--- Start Task input ---

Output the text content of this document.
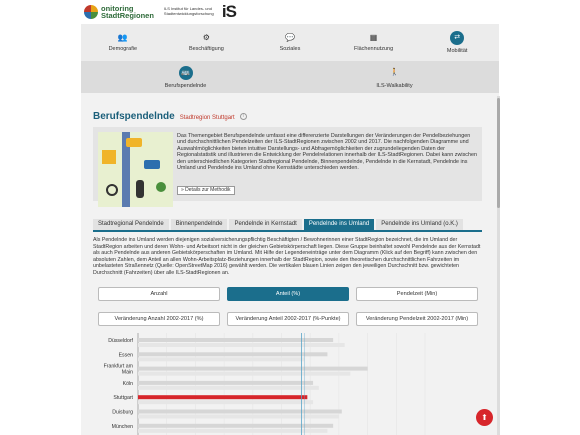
onitoring
StadtRegionen
ILS Institut für Landes- und Stadtentwicklungsforschung iS
👥
Demografie
⚙
Beschäftigung
💬
Soziales
▦
Flächennutzung
⇄
Mobilität
🚌
Berufspendelnde
🚶
ILS-Walkability
Berufspendelnde Stadtregion Stuttgart	i
Das Themengebiet Berufspendelnde umfasst eine differenzierte Darstellungen der Veränderungen der Pendelbeziehungen und durchschnittlichen Pendelzeiten der ILS-StadtRegionen zwischen 2002 und 2017. Die nachfolgenden Diagramme und Auswahlmöglichkeiten bieten intuitive Darstellungs- und Abfragemöglichkeiten der zugrundeliegenden Daten der Regionalstatistik und illustrieren die Entwicklung der Pendelrelationen innerhalb der ILS-StadtRegionen. Dabei kann zwischen den unterschiedlichen Kategorien Stadtregional Pendelnde, Binnenpendelnde, Pendelnde in die Kernstadt, Pendelnde ins Umland und Pendelnde ins Umland ohne Kernstädte unterschieden werden.
» Details zur Methodik
Stadtregional Pendelnde	Binnenpendelnde	Pendelnde in Kernstadt	Pendelnde ins Umland	Pendelnde ins Umland (o.K.)
Als Pendelnde ins Umland werden diejenigen sozialversicherungspflichtig Beschäftigten / Bewohnerinnen einer StadtRegion bezeichnet, die im Umland der StadtRegion arbeiten und deren Wohn- und Arbeitsort nicht in der gleichen Gebietskörperschaft liegen. Diese Gruppe beinhaltet sowohl Pendelnde aus der Kernstadt als auch Pendelnde aus anderen Gebietskörperschaften im Umland. Mit Hilfe der Legendeneinträge unter dem Diagramm (Klick auf den Begriff) kann zwischen den absoluten Zahlen, dem Anteil an allen Wohn-Arbeitsplatz-Beziehungen innerhalb der StadtRegion, sowie den theoretischen durchschnittlichen Fahrzeiten im unbelasteten Straßennetz (Quelle: OpenStreetMap 2016) gewählt werden. Die vertikalen blauen Linien zeigen den jeweiligen Durchschnitt bzw. gewichteten Durchschnitt (Fahrzeiten) über alle ILS-StadtRegionen an.
Anzahl	Anteil (%)	Pendelzeit (Min)
Veränderung Anzahl 2002-2017 (%)	Veränderung Anteil 2002-2017 (%-Punkte)	Veränderung Pendelzeit 2002-2017 (Min)
Düsseldorf
Essen
Frankfurt am
Main
Köln
Stuttgart
Duisburg
München
⬆
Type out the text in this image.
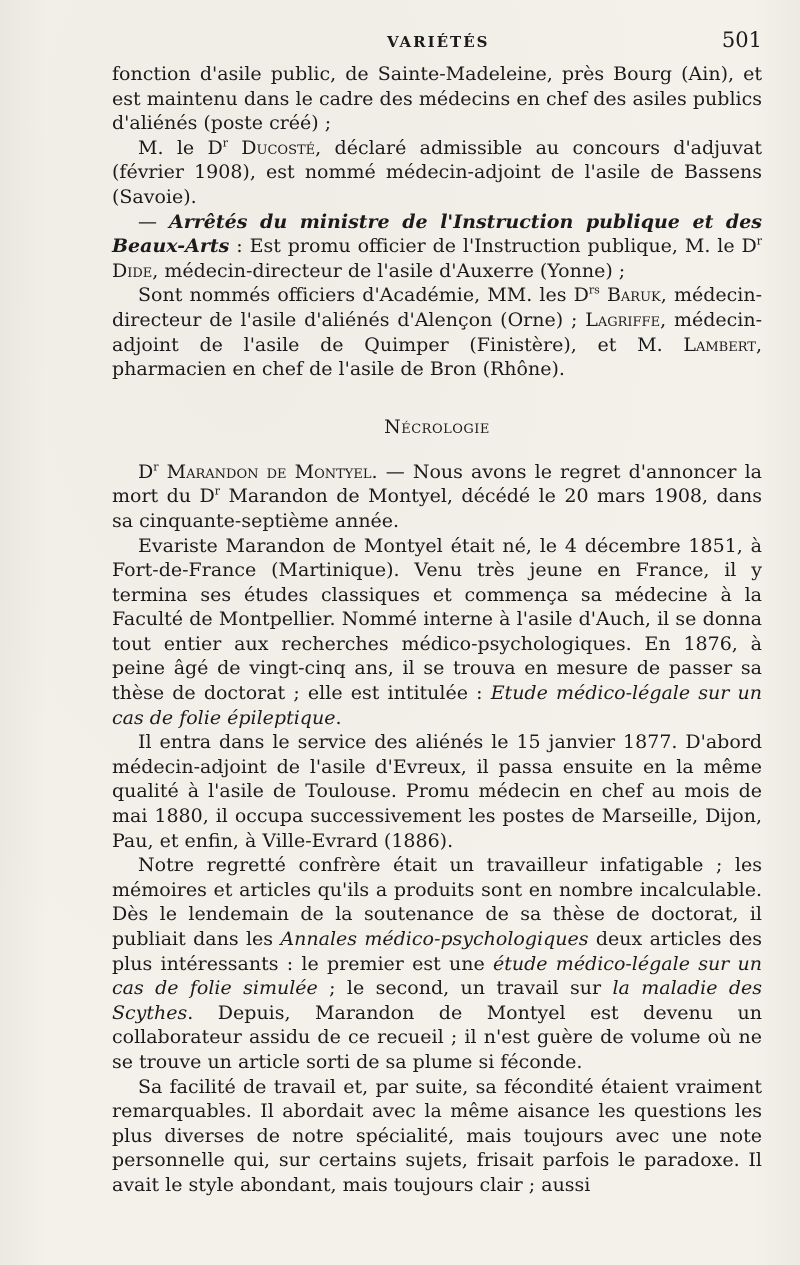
VARIÉTÉS	501

fonction d'asile public, de Sainte-Madeleine, près Bourg (Ain), et est maintenu dans le cadre des médecins en chef des asiles publics d'aliénés (poste créé) ;

M. le $D^r$ Ducosté, déclaré admissible au concours d'adjuvat (février 1908), est nommé médecin-adjoint de l'asile de Bassens (Savoie).

— Arrêtés du ministre de l'Instruction publique et des Beaux-Arts : Est promu officier de l'Instruction publique, M. le $D^r$ Dide, médecin-directeur de l'asile d'Auxerre (Yonne) ;

Sont nommés officiers d'Académie, MM. les $D^{rs}$ Baruk, médecin-directeur de l'asile d'aliénés d'Alençon (Orne) ; Lagriffe, médecin-adjoint de l'asile de Quimper (Finistère), et M. Lambert, pharmacien en chef de l'asile de Bron (Rhône).

Nécrologie

$D^r$ Marandon de Montyel. — Nous avons le regret d'annoncer la mort du $D^r$ Marandon de Montyel, décédé le 20 mars 1908, dans sa cinquante-septième année.

Evariste Marandon de Montyel était né, le 4 décembre 1851, à Fort-de-France (Martinique). Venu très jeune en France, il y termina ses études classiques et commença sa médecine à la Faculté de Montpellier. Nommé interne à l'asile d'Auch, il se donna tout entier aux recherches médico-psychologiques. En 1876, à peine âgé de vingt-cinq ans, il se trouva en mesure de passer sa thèse de doctorat ; elle est intitulée : Etude médico-légale sur un cas de folie épileptique.

Il entra dans le service des aliénés le 15 janvier 1877. D'abord médecin-adjoint de l'asile d'Evreux, il passa ensuite en la même qualité à l'asile de Toulouse. Promu médecin en chef au mois de mai 1880, il occupa successivement les postes de Marseille, Dijon, Pau, et enfin, à Ville-Evrard (1886).

Notre regretté confrère était un travailleur infatigable ; les mémoires et articles qu'ils a produits sont en nombre incalculable. Dès le lendemain de la soutenance de sa thèse de doctorat, il publiait dans les Annales médico-psychologiques deux articles des plus intéressants : le premier est une étude médico-légale sur un cas de folie simulée ; le second, un travail sur la maladie des Scythes. Depuis, Marandon de Montyel est devenu un collaborateur assidu de ce recueil ; il n'est guère de volume où ne se trouve un article sorti de sa plume si féconde.

Sa facilité de travail et, par suite, sa fécondité étaient vraiment remarquables. Il abordait avec la même aisance les questions les plus diverses de notre spécialité, mais toujours avec une note personnelle qui, sur certains sujets, frisait parfois le paradoxe. Il avait le style abondant, mais toujours clair ; aussi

--- End Task input ---

Set down the material above as is, without any pictures.

Output the text content of this document.
onitoring
StadtRegionen
ILS Institut für Landes- und Stadtentwicklungsforschung iS
👥
Demografie
⚙
Beschäftigung
💬
Soziales
▦
Flächennutzung
⇄
Mobilität
🚌
Berufspendelnde
🚶
ILS-Walkability
Berufspendelnde Stadtregion Stuttgart	i
Das Themengebiet Berufspendelnde umfasst eine differenzierte Darstellungen der Veränderungen der Pendelbeziehungen und durchschnittlichen Pendelzeiten der ILS-StadtRegionen zwischen 2002 und 2017. Die nachfolgenden Diagramme und Auswahlmöglichkeiten bieten intuitive Darstellungs- und Abfragemöglichkeiten der zugrundeliegenden Daten der Regionalstatistik und illustrieren die Entwicklung der Pendelrelationen innerhalb der ILS-StadtRegionen. Dabei kann zwischen den unterschiedlichen Kategorien Stadtregional Pendelnde, Binnenpendelnde, Pendelnde in die Kernstadt, Pendelnde ins Umland und Pendelnde ins Umland ohne Kernstädte unterschieden werden.
» Details zur Methodik
Stadtregional Pendelnde	Binnenpendelnde	Pendelnde in Kernstadt	Pendelnde ins Umland	Pendelnde ins Umland (o.K.)
Als Pendelnde ins Umland werden diejenigen sozialversicherungspflichtig Beschäftigten / Bewohnerinnen einer StadtRegion bezeichnet, die im Umland der StadtRegion arbeiten und deren Wohn- und Arbeitsort nicht in der gleichen Gebietskörperschaft liegen. Diese Gruppe beinhaltet sowohl Pendelnde aus der Kernstadt als auch Pendelnde aus anderen Gebietskörperschaften im Umland. Mit Hilfe der Legendeneinträge unter dem Diagramm (Klick auf den Begriff) kann zwischen den absoluten Zahlen, dem Anteil an allen Wohn-Arbeitsplatz-Beziehungen innerhalb der StadtRegion, sowie den theoretischen durchschnittlichen Fahrzeiten im unbelasteten Straßennetz (Quelle: OpenStreetMap 2016) gewählt werden. Die vertikalen blauen Linien zeigen den jeweiligen Durchschnitt bzw. gewichteten Durchschnitt (Fahrzeiten) über alle ILS-StadtRegionen an.
Anzahl	Anteil (%)	Pendelzeit (Min)
Veränderung Anzahl 2002-2017 (%)	Veränderung Anteil 2002-2017 (%-Punkte)	Veränderung Pendelzeit 2002-2017 (Min)
Düsseldorf
Essen
Frankfurt am
Main
Köln
Stuttgart
Duisburg
München
⬆
Type out the text in this image.
VARIÉTÉS	501

fonction d'asile public, de Sainte-Madeleine, près Bourg (Ain), et est maintenu dans le cadre des médecins en chef des asiles publics d'aliénés (poste créé) ;

M. le $D^r$ Ducosté, déclaré admissible au concours d'adjuvat (février 1908), est nommé médecin-adjoint de l'asile de Bassens (Savoie).

— Arrêtés du ministre de l'Instruction publique et des Beaux-Arts : Est promu officier de l'Instruction publique, M. le $D^r$ Dide, médecin-directeur de l'asile d'Auxerre (Yonne) ;

Sont nommés officiers d'Académie, MM. les $D^{rs}$ Baruk, médecin-directeur de l'asile d'aliénés d'Alençon (Orne) ; Lagriffe, médecin-adjoint de l'asile de Quimper (Finistère), et M. Lambert, pharmacien en chef de l'asile de Bron (Rhône).

Nécrologie

$D^r$ Marandon de Montyel. — Nous avons le regret d'annoncer la mort du $D^r$ Marandon de Montyel, décédé le 20 mars 1908, dans sa cinquante-septième année.

Evariste Marandon de Montyel était né, le 4 décembre 1851, à Fort-de-France (Martinique). Venu très jeune en France, il y termina ses études classiques et commença sa médecine à la Faculté de Montpellier. Nommé interne à l'asile d'Auch, il se donna tout entier aux recherches médico-psychologiques. En 1876, à peine âgé de vingt-cinq ans, il se trouva en mesure de passer sa thèse de doctorat ; elle est intitulée : Etude médico-légale sur un cas de folie épileptique.

Il entra dans le service des aliénés le 15 janvier 1877. D'abord médecin-adjoint de l'asile d'Evreux, il passa ensuite en la même qualité à l'asile de Toulouse. Promu médecin en chef au mois de mai 1880, il occupa successivement les postes de Marseille, Dijon, Pau, et enfin, à Ville-Evrard (1886).

Notre regretté confrère était un travailleur infatigable ; les mémoires et articles qu'ils a produits sont en nombre incalculable. Dès le lendemain de la soutenance de sa thèse de doctorat, il publiait dans les Annales médico-psychologiques deux articles des plus intéressants : le premier est une étude médico-légale sur un cas de folie simulée ; le second, un travail sur la maladie des Scythes. Depuis, Marandon de Montyel est devenu un collaborateur assidu de ce recueil ; il n'est guère de volume où ne se trouve un article sorti de sa plume si féconde.

Sa facilité de travail et, par suite, sa fécondité étaient vraiment remarquables. Il abordait avec la même aisance les questions les plus diverses de notre spécialité, mais toujours avec une note personnelle qui, sur certains sujets, frisait parfois le paradoxe. Il avait le style abondant, mais toujours clair ; aussi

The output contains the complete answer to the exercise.